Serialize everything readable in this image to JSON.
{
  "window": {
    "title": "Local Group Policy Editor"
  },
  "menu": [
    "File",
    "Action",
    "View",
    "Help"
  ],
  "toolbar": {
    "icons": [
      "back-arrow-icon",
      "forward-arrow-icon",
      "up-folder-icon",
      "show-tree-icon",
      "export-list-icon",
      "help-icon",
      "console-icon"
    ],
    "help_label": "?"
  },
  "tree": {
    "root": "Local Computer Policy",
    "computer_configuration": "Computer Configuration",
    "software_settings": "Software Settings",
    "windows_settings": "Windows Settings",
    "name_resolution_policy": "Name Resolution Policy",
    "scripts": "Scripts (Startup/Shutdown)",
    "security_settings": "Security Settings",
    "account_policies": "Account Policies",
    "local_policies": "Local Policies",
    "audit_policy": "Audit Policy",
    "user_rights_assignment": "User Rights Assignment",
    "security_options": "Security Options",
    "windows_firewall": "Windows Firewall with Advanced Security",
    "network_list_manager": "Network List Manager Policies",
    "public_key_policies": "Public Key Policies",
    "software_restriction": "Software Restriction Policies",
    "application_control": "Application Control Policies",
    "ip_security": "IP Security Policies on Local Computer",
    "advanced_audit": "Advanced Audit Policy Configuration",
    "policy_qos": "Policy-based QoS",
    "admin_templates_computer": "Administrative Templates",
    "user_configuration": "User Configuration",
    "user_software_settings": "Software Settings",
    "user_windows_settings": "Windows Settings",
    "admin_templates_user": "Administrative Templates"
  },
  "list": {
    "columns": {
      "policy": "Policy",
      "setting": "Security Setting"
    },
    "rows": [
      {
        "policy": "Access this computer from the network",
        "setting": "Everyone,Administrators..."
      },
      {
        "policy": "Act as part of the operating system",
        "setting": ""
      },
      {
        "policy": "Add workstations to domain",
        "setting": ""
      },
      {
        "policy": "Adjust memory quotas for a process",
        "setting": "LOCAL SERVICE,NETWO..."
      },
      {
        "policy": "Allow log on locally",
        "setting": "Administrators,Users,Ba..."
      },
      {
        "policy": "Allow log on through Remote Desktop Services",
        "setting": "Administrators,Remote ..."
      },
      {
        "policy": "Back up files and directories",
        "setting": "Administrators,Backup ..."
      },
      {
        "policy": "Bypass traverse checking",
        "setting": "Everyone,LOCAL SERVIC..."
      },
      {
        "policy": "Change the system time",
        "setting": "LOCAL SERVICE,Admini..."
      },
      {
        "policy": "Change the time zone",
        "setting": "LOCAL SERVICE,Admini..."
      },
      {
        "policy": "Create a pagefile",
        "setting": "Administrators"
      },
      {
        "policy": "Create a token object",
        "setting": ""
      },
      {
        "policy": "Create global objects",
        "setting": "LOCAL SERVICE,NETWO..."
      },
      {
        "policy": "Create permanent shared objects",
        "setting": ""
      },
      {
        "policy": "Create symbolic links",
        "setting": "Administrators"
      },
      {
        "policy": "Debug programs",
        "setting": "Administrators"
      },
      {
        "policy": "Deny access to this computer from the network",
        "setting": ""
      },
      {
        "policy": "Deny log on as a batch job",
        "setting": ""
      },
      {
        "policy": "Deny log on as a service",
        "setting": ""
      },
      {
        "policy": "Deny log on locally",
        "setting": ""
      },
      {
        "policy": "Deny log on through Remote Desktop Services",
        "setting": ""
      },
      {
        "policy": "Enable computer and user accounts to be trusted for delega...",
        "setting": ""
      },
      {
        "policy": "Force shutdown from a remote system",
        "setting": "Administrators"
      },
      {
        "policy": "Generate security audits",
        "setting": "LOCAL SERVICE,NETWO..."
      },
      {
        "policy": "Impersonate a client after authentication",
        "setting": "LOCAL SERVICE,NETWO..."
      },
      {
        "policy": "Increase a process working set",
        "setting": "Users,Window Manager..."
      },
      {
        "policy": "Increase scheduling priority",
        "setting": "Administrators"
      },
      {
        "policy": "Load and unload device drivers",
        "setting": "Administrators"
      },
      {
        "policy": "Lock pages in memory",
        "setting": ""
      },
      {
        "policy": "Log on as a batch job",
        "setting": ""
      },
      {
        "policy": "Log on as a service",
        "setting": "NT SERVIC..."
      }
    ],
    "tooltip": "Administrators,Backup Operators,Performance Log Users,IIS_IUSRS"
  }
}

#### [CHALLENGE]
Return all of the data exactly as it reads.

#### [FINISHED ANSWER]
Serialize everything readable in this image to JSON.
{
  "window": {
    "title": "Local Group Policy Editor"
  },
  "menu": [
    "File",
    "Action",
    "View",
    "Help"
  ],
  "toolbar": {
    "icons": [
      "back-arrow-icon",
      "forward-arrow-icon",
      "up-folder-icon",
      "show-tree-icon",
      "export-list-icon",
      "help-icon",
      "console-icon"
    ],
    "help_label": "?"
  },
  "tree": {
    "root": "Local Computer Policy",
    "computer_configuration": "Computer Configuration",
    "software_settings": "Software Settings",
    "windows_settings": "Windows Settings",
    "name_resolution_policy": "Name Resolution Policy",
    "scripts": "Scripts (Startup/Shutdown)",
    "security_settings": "Security Settings",
    "account_policies": "Account Policies",
    "local_policies": "Local Policies",
    "audit_policy": "Audit Policy",
    "user_rights_assignment": "User Rights Assignment",
    "security_options": "Security Options",
    "windows_firewall": "Windows Firewall with Advanced Security",
    "network_list_manager": "Network List Manager Policies",
    "public_key_policies": "Public Key Policies",
    "software_restriction": "Software Restriction Policies",
    "application_control": "Application Control Policies",
    "ip_security": "IP Security Policies on Local Computer",
    "advanced_audit": "Advanced Audit Policy Configuration",
    "policy_qos": "Policy-based QoS",
    "admin_templates_computer": "Administrative Templates",
    "user_configuration": "User Configuration",
    "user_software_settings": "Software Settings",
    "user_windows_settings": "Windows Settings",
    "admin_templates_user": "Administrative Templates"
  },
  "list": {
    "columns": {
      "policy": "Policy",
      "setting": "Security Setting"
    },
    "rows": [
      {
        "policy": "Access this computer from the network",
        "setting": "Everyone,Administrators..."
      },
      {
        "policy": "Act as part of the operating system",
        "setting": ""
      },
      {
        "policy": "Add workstations to domain",
        "setting": ""
      },
      {
        "policy": "Adjust memory quotas for a process",
        "setting": "LOCAL SERVICE,NETWO..."
      },
      {
        "policy": "Allow log on locally",
        "setting": "Administrators,Users,Ba..."
      },
      {
        "policy": "Allow log on through Remote Desktop Services",
        "setting": "Administrators,Remote ..."
      },
      {
        "policy": "Back up files and directories",
        "setting": "Administrators,Backup ..."
      },
      {
        "policy": "Bypass traverse checking",
        "setting": "Everyone,LOCAL SERVIC..."
      },
      {
        "policy": "Change the system time",
        "setting": "LOCAL SERVICE,Admini..."
      },
      {
        "policy": "Change the time zone",
        "setting": "LOCAL SERVICE,Admini..."
      },
      {
        "policy": "Create a pagefile",
        "setting": "Administrators"
      },
      {
        "policy": "Create a token object",
        "setting": ""
      },
      {
        "policy": "Create global objects",
        "setting": "LOCAL SERVICE,NETWO..."
      },
      {
        "policy": "Create permanent shared objects",
        "setting": ""
      },
      {
        "policy": "Create symbolic links",
        "setting": "Administrators"
      },
      {
        "policy": "Debug programs",
        "setting": "Administrators"
      },
      {
        "policy": "Deny access to this computer from the network",
        "setting": ""
      },
      {
        "policy": "Deny log on as a batch job",
        "setting": ""
      },
      {
        "policy": "Deny log on as a service",
        "setting": ""
      },
      {
        "policy": "Deny log on locally",
        "setting": ""
      },
      {
        "policy": "Deny log on through Remote Desktop Services",
        "setting": ""
      },
      {
        "policy": "Enable computer and user accounts to be trusted for delega...",
        "setting": ""
      },
      {
        "policy": "Force shutdown from a remote system",
        "setting": "Administrators"
      },
      {
        "policy": "Generate security audits",
        "setting": "LOCAL SERVICE,NETWO..."
      },
      {
        "policy": "Impersonate a client after authentication",
        "setting": "LOCAL SERVICE,NETWO..."
      },
      {
        "policy": "Increase a process working set",
        "setting": "Users,Window Manager..."
      },
      {
        "policy": "Increase scheduling priority",
        "setting": "Administrators"
      },
      {
        "policy": "Load and unload device drivers",
        "setting": "Administrators"
      },
      {
        "policy": "Lock pages in memory",
        "setting": ""
      },
      {
        "policy": "Log on as a batch job",
        "setting": ""
      },
      {
        "policy": "Log on as a service",
        "setting": "NT SERVIC..."
      }
    ],
    "tooltip": "Administrators,Backup Operators,Performance Log Users,IIS_IUSRS"
  }
}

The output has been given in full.